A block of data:
--- BEGIN ---

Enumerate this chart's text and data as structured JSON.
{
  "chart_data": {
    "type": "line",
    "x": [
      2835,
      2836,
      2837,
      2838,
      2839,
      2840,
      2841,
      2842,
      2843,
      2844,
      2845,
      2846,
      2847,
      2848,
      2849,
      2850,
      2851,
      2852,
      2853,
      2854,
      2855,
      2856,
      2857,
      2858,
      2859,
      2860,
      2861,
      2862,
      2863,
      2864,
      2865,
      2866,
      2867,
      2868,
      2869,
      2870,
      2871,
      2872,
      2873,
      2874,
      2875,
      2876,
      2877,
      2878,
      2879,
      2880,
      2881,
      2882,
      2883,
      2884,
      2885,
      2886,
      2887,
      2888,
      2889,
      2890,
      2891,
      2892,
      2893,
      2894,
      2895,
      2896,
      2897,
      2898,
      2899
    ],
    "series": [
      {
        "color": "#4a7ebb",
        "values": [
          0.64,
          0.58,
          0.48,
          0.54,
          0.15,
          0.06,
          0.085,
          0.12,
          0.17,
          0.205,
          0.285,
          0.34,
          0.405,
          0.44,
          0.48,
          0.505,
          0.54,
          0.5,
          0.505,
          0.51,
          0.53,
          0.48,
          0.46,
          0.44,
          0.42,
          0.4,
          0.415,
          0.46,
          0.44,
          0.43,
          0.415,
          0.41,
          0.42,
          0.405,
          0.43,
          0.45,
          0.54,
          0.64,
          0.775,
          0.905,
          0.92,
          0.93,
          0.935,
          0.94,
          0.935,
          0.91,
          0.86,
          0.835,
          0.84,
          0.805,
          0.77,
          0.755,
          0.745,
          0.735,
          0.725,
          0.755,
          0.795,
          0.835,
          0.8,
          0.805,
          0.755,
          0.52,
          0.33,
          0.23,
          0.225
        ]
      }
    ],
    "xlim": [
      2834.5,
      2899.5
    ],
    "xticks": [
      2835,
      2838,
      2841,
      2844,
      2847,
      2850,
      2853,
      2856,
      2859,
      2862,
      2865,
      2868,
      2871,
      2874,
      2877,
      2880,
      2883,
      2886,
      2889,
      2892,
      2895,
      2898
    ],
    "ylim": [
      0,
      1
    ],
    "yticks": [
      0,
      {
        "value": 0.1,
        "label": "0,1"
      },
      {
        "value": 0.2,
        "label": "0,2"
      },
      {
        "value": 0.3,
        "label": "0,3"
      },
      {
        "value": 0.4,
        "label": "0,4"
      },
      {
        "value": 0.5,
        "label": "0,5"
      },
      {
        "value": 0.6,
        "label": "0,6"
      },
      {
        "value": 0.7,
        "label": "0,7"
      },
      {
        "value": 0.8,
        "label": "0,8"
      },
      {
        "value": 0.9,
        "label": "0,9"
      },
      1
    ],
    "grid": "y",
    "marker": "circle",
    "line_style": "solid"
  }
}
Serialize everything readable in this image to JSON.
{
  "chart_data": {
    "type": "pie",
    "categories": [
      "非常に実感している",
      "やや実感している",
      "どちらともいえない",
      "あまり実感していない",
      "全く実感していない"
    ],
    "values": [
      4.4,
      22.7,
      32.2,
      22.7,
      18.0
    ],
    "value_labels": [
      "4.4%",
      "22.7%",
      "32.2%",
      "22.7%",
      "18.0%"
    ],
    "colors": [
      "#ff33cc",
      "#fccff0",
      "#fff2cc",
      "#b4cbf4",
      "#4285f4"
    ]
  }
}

--- END ---

TASK GOAL:
Take each line containing the string "JSON" and copy it out.

PROBLEM SOLUTION:
Enumerate this chart's text and data as structured JSON.
Serialize everything readable in this image to JSON.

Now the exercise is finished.